### [Problem statement]
Spot every line with the word "JSON" and return it.

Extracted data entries
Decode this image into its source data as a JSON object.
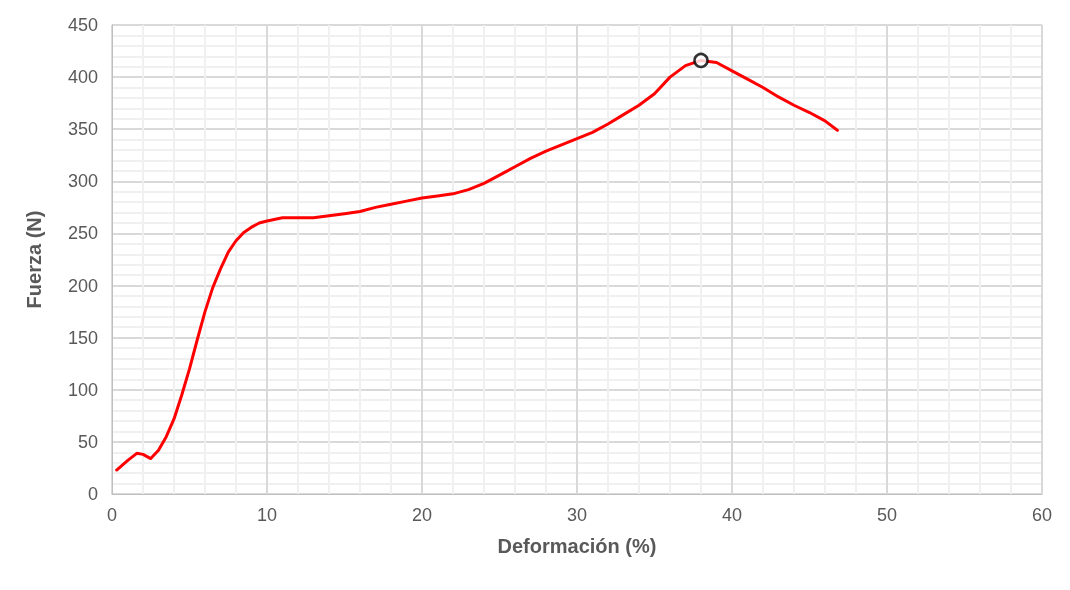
{
  "chart_data": {
    "type": "line",
    "xlabel": "Deformación (%)",
    "ylabel": "Fuerza (N)",
    "xlim": [
      0,
      60
    ],
    "xticks": [
      0,
      10,
      20,
      30,
      40,
      50,
      60
    ],
    "ylim": [
      0,
      450
    ],
    "yticks": [
      0,
      50,
      100,
      150,
      200,
      250,
      300,
      350,
      400,
      450
    ],
    "grid": true,
    "line_style": "solid",
    "marker": "none",
    "series": [
      {
        "color": "#ff0000",
        "x": [
          0.3,
          1,
          1.6,
          2,
          2.5,
          3,
          3.5,
          4,
          4.5,
          5,
          5.5,
          6,
          6.5,
          7,
          7.5,
          8,
          8.5,
          9,
          9.5,
          10,
          11,
          12,
          13,
          14,
          15,
          16,
          17,
          18,
          19,
          20,
          21,
          22,
          23,
          24,
          25,
          26,
          27,
          28,
          29,
          30,
          31,
          32,
          33,
          34,
          35,
          36,
          37,
          38,
          39,
          40,
          41,
          42,
          43,
          44,
          45,
          46,
          46.8
        ],
        "values": [
          23,
          32,
          39,
          38,
          34,
          42,
          55,
          72,
          95,
          120,
          148,
          175,
          198,
          216,
          232,
          243,
          251,
          256,
          260,
          262,
          265,
          265,
          265,
          267,
          269,
          271,
          275,
          278,
          281,
          284,
          286,
          288,
          292,
          298,
          306,
          314,
          322,
          329,
          335,
          341,
          347,
          355,
          364,
          373,
          384,
          400,
          411,
          416,
          414,
          406,
          398,
          390,
          381,
          373,
          366,
          358,
          349
        ]
      },
      {
        "type": "scatter",
        "marker": "circle",
        "color": "#000000",
        "x": [
          38
        ],
        "values": [
          416
        ]
      }
    ]
  }
}
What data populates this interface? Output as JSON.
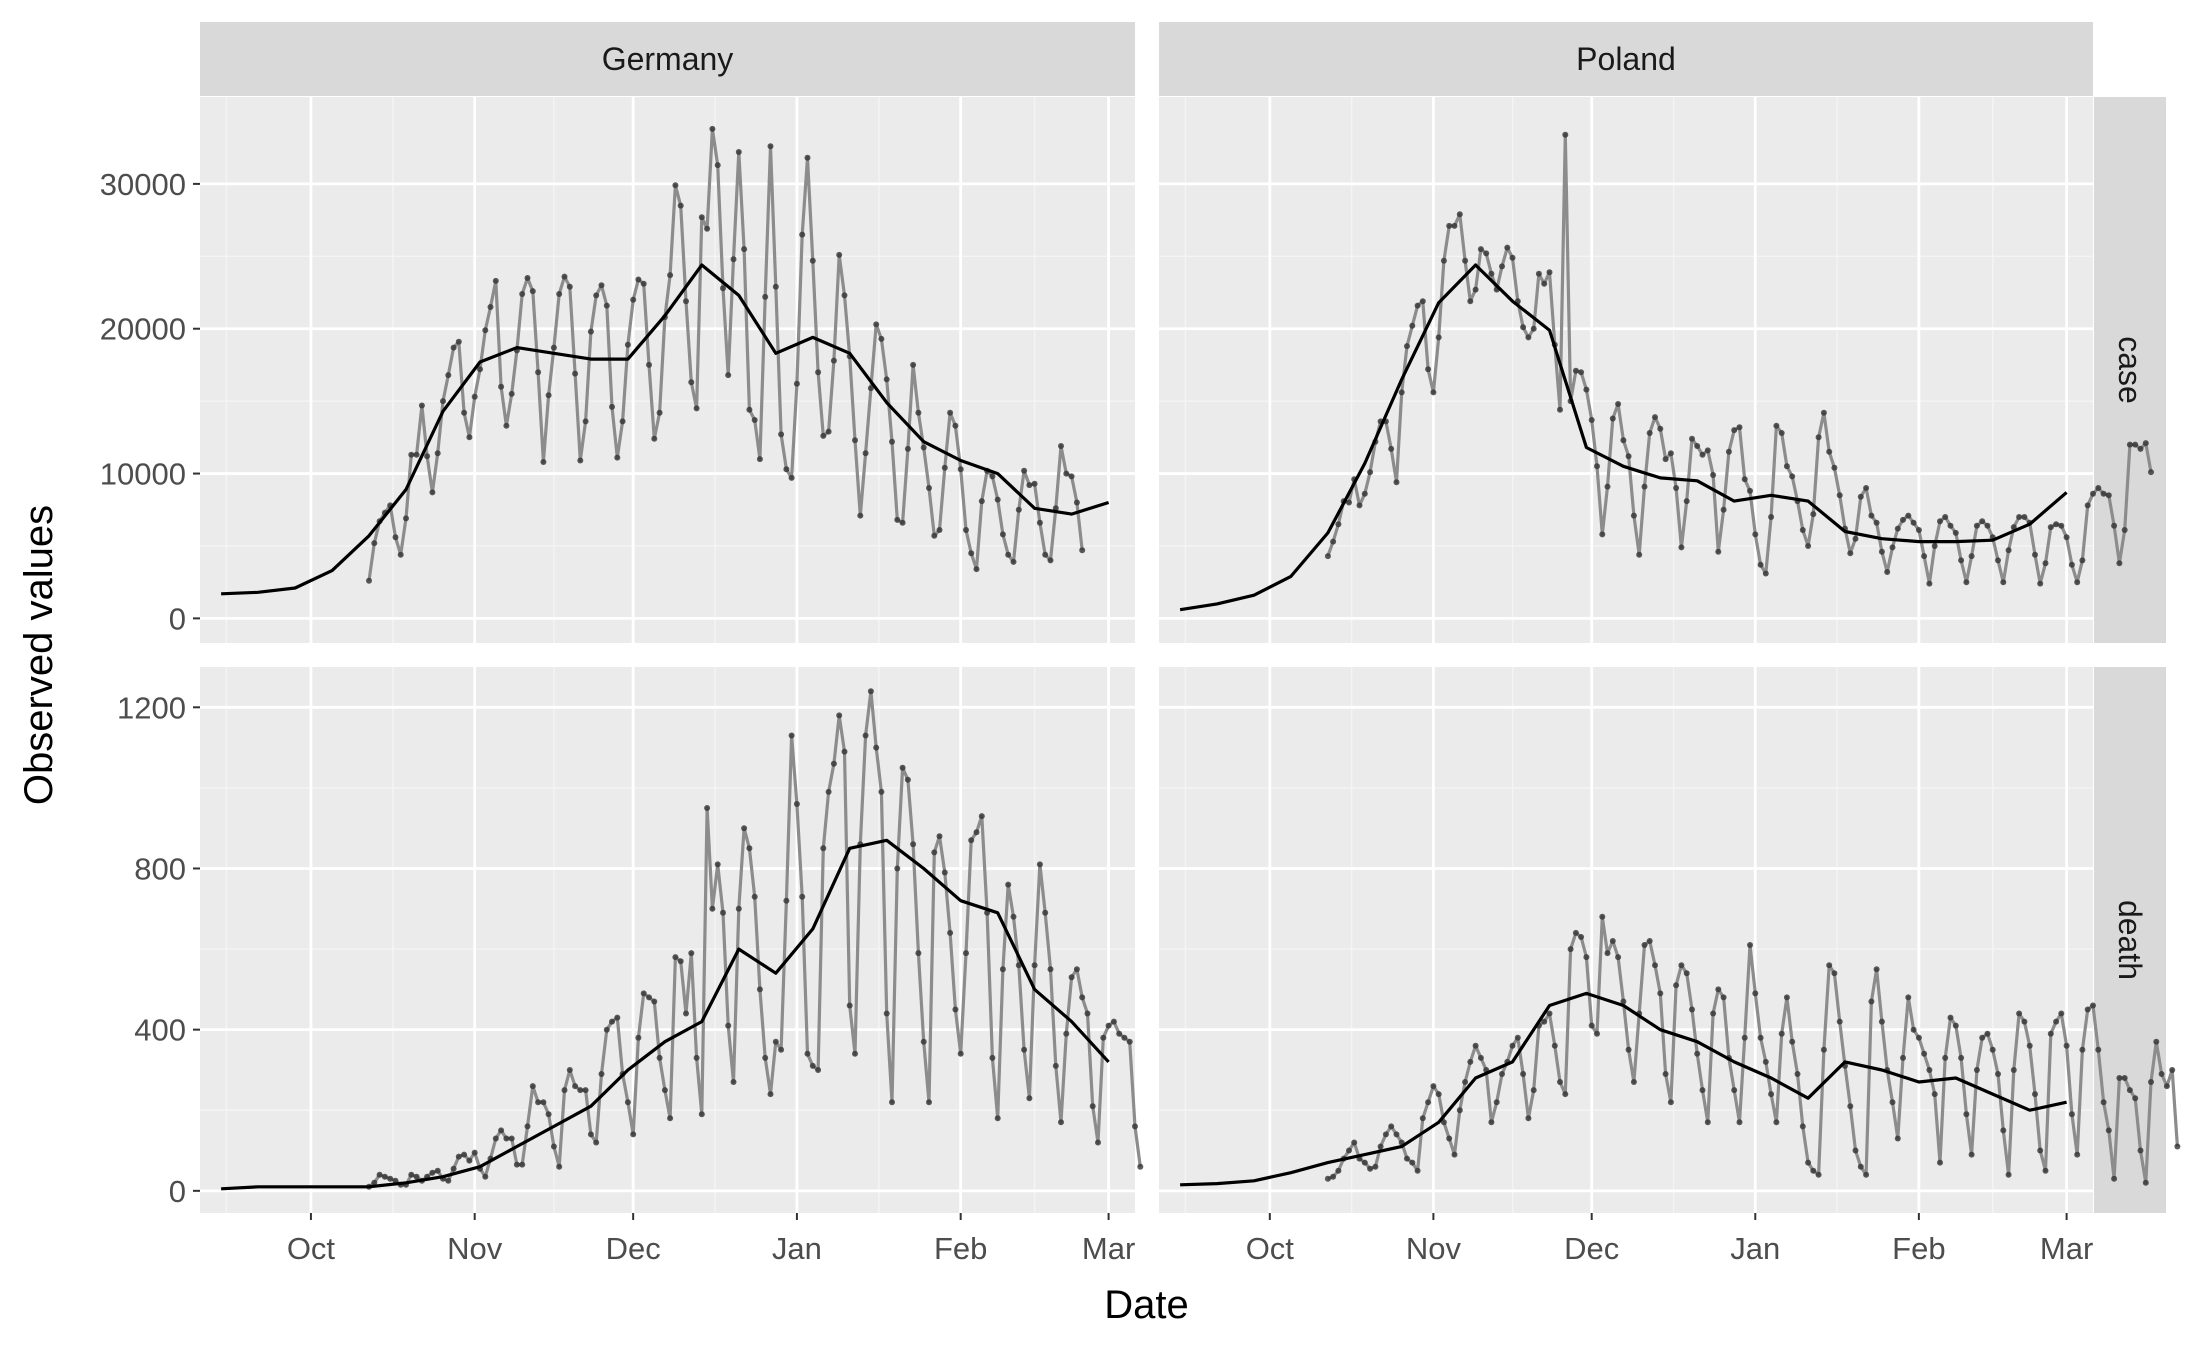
{
  "chart_data": {
    "type": "line",
    "xlabel": "Date",
    "ylabel": "Observed values",
    "facet_columns": [
      "Germany",
      "Poland"
    ],
    "facet_rows": [
      "case",
      "death"
    ],
    "x_tick_labels": [
      "Oct",
      "Nov",
      "Dec",
      "Jan",
      "Feb",
      "Mar"
    ],
    "xlim": [
      "2020-09-10",
      "2021-03-06"
    ],
    "grid": true,
    "colors": {
      "panel_bg": "#ebebeb",
      "strip_bg": "#d9d9d9",
      "grid_major": "#ffffff",
      "grid_minor": "#f4f4f4",
      "observed_line": "#8c8c8c",
      "observed_point": "#333333",
      "weekly_line": "#000000"
    },
    "panels": [
      {
        "column": "Germany",
        "row": "case",
        "ylim": [
          -1700,
          36000
        ],
        "y_ticks": [
          0,
          10000,
          20000,
          30000
        ],
        "y_tick_labels": [
          "0",
          "10000",
          "20000",
          "30000"
        ],
        "daily_start": "2020-10-12",
        "daily": [
          2600,
          5200,
          6700,
          7300,
          7800,
          5600,
          4400,
          6900,
          11300,
          11300,
          14700,
          11200,
          8700,
          11400,
          15000,
          16800,
          18700,
          19100,
          14200,
          12500,
          15300,
          17200,
          19900,
          21500,
          23300,
          16000,
          13300,
          15500,
          18500,
          22400,
          23500,
          22600,
          17000,
          10800,
          15400,
          18700,
          22400,
          23600,
          22900,
          16900,
          10900,
          13600,
          19800,
          22300,
          23000,
          21600,
          14600,
          11100,
          13600,
          18900,
          22000,
          23400,
          23100,
          17500,
          12400,
          14200,
          20800,
          23700,
          29900,
          28500,
          21900,
          16300,
          14500,
          27700,
          26900,
          33800,
          31300,
          22800,
          16800,
          24800,
          32200,
          25500,
          14400,
          13700,
          11000,
          22200,
          32600,
          22900,
          12700,
          10300,
          9700,
          16200,
          26500,
          31800,
          24700,
          17000,
          12600,
          12900,
          17800,
          25100,
          22300,
          18100,
          12300,
          7100,
          11400,
          15900,
          20300,
          19300,
          16500,
          12200,
          6800,
          6600,
          11700,
          17500,
          14200,
          11800,
          9000,
          5700,
          6100,
          10400,
          14200,
          13300,
          10300,
          6100,
          4500,
          3400,
          8100,
          10200,
          9800,
          8200,
          5800,
          4400,
          3900,
          7500,
          10200,
          9200,
          9300,
          6600,
          4400,
          4000,
          7600,
          11900,
          10000,
          9800,
          8000,
          4700
        ],
        "weekly_start": "2020-09-14",
        "weekly": [
          1700,
          1800,
          2100,
          3300,
          5700,
          8900,
          14300,
          17700,
          18700,
          18300,
          17900,
          17900,
          20900,
          24400,
          22300,
          18300,
          19400,
          18300,
          14900,
          12200,
          10900,
          10000,
          7600,
          7200,
          8000
        ]
      },
      {
        "column": "Poland",
        "row": "case",
        "ylim": [
          -1700,
          36000
        ],
        "y_ticks": [
          0,
          10000,
          20000,
          30000
        ],
        "y_tick_labels": [
          "0",
          "10000",
          "20000",
          "30000"
        ],
        "daily_start": "2020-10-12",
        "daily": [
          4300,
          5300,
          6500,
          8100,
          8000,
          9600,
          7800,
          8600,
          10100,
          12200,
          13600,
          13600,
          11700,
          9400,
          15600,
          18800,
          20200,
          21600,
          21900,
          17200,
          15600,
          19400,
          24700,
          27100,
          27100,
          27900,
          24700,
          21900,
          22700,
          25500,
          25200,
          23800,
          22700,
          24300,
          25600,
          24900,
          21900,
          20100,
          19400,
          20000,
          23800,
          23100,
          23900,
          18900,
          14400,
          33400,
          15000,
          17100,
          17000,
          15800,
          13700,
          10500,
          5800,
          9100,
          13800,
          14800,
          12300,
          11200,
          7100,
          4400,
          9100,
          12800,
          13900,
          13100,
          11000,
          11400,
          9000,
          4900,
          8100,
          12400,
          11900,
          11300,
          11600,
          9900,
          4600,
          7500,
          11500,
          13000,
          13200,
          9600,
          8800,
          5800,
          3700,
          3100,
          7000,
          13300,
          12800,
          10500,
          9800,
          8100,
          6100,
          5000,
          7200,
          12500,
          14200,
          11500,
          10400,
          8500,
          6200,
          4500,
          5500,
          8400,
          9000,
          7100,
          6600,
          4600,
          3200,
          4900,
          6200,
          6800,
          7100,
          6600,
          6100,
          4300,
          2400,
          5000,
          6700,
          7000,
          6400,
          5900,
          4000,
          2500,
          4300,
          6400,
          6700,
          6400,
          5600,
          4000,
          2500,
          4700,
          6300,
          7000,
          7000,
          6600,
          4400,
          2400,
          3800,
          6300,
          6500,
          6400,
          5600,
          3700,
          2500,
          4000,
          7800,
          8600,
          9000,
          8600,
          8500,
          6400,
          3800,
          6100,
          12000,
          12000,
          11700,
          12100,
          10100
        ],
        "weekly_start": "2020-09-14",
        "weekly": [
          600,
          1000,
          1600,
          2900,
          5900,
          10700,
          16500,
          21800,
          24400,
          21900,
          19900,
          11800,
          10500,
          9700,
          9500,
          8100,
          8500,
          8100,
          6000,
          5500,
          5300,
          5300,
          5400,
          6500,
          8700
        ]
      },
      {
        "column": "Germany",
        "row": "death",
        "ylim": [
          -55,
          1300
        ],
        "y_ticks": [
          0,
          400,
          800,
          1200
        ],
        "y_tick_labels": [
          "0",
          "400",
          "800",
          "1200"
        ],
        "daily_start": "2020-10-12",
        "daily": [
          10,
          20,
          40,
          35,
          30,
          25,
          15,
          15,
          40,
          35,
          25,
          35,
          45,
          50,
          30,
          25,
          55,
          85,
          90,
          75,
          95,
          55,
          35,
          80,
          130,
          150,
          130,
          130,
          65,
          65,
          160,
          260,
          220,
          220,
          190,
          110,
          60,
          250,
          300,
          260,
          250,
          250,
          140,
          120,
          290,
          400,
          420,
          430,
          290,
          220,
          140,
          380,
          490,
          480,
          470,
          330,
          250,
          180,
          580,
          570,
          440,
          590,
          330,
          190,
          950,
          700,
          810,
          690,
          410,
          270,
          700,
          900,
          850,
          730,
          500,
          330,
          240,
          370,
          350,
          720,
          1130,
          960,
          730,
          340,
          310,
          300,
          850,
          990,
          1060,
          1180,
          1090,
          460,
          340,
          860,
          1130,
          1240,
          1100,
          990,
          440,
          220,
          800,
          1050,
          1020,
          860,
          590,
          370,
          220,
          840,
          880,
          790,
          640,
          450,
          340,
          590,
          870,
          890,
          930,
          690,
          330,
          180,
          550,
          760,
          680,
          560,
          350,
          230,
          560,
          810,
          690,
          550,
          310,
          170,
          390,
          530,
          550,
          480,
          440,
          210,
          120,
          380,
          410,
          420,
          390,
          380,
          370,
          160,
          60
        ],
        "weekly_start": "2020-09-14",
        "weekly": [
          5,
          10,
          10,
          10,
          10,
          20,
          35,
          60,
          110,
          160,
          210,
          300,
          370,
          420,
          600,
          540,
          650,
          850,
          870,
          800,
          720,
          690,
          500,
          420,
          320
        ]
      },
      {
        "column": "Poland",
        "row": "death",
        "ylim": [
          -55,
          1300
        ],
        "y_ticks": [
          0,
          400,
          800,
          1200
        ],
        "y_tick_labels": [
          "0",
          "400",
          "800",
          "1200"
        ],
        "daily_start": "2020-10-12",
        "daily": [
          30,
          35,
          50,
          80,
          100,
          120,
          80,
          70,
          55,
          60,
          110,
          140,
          160,
          140,
          120,
          80,
          70,
          50,
          180,
          220,
          260,
          240,
          170,
          130,
          90,
          200,
          270,
          320,
          360,
          330,
          300,
          170,
          220,
          290,
          320,
          360,
          380,
          290,
          180,
          250,
          410,
          420,
          440,
          360,
          270,
          240,
          600,
          640,
          630,
          580,
          410,
          390,
          680,
          590,
          620,
          580,
          470,
          350,
          270,
          440,
          610,
          620,
          560,
          490,
          290,
          220,
          510,
          560,
          540,
          450,
          340,
          250,
          170,
          440,
          500,
          480,
          330,
          250,
          170,
          380,
          610,
          490,
          380,
          320,
          240,
          170,
          390,
          480,
          370,
          290,
          160,
          70,
          50,
          40,
          350,
          560,
          540,
          420,
          310,
          210,
          100,
          60,
          40,
          470,
          550,
          420,
          300,
          220,
          130,
          330,
          480,
          400,
          380,
          340,
          300,
          240,
          70,
          330,
          430,
          410,
          330,
          190,
          90,
          300,
          380,
          390,
          350,
          290,
          150,
          40,
          300,
          440,
          420,
          360,
          240,
          100,
          50,
          390,
          420,
          440,
          360,
          190,
          90,
          350,
          450,
          460,
          350,
          220,
          150,
          30,
          280,
          280,
          250,
          230,
          100,
          20,
          270,
          370,
          290,
          260,
          300,
          110
        ],
        "weekly_start": "2020-09-14",
        "weekly": [
          15,
          18,
          25,
          45,
          70,
          90,
          110,
          170,
          280,
          320,
          460,
          490,
          460,
          400,
          370,
          320,
          280,
          230,
          320,
          300,
          270,
          280,
          240,
          200,
          220
        ]
      }
    ]
  }
}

### [Expected output]
Decode this image into its source data as a JSON object.
What data populates this interface? Output as JSON.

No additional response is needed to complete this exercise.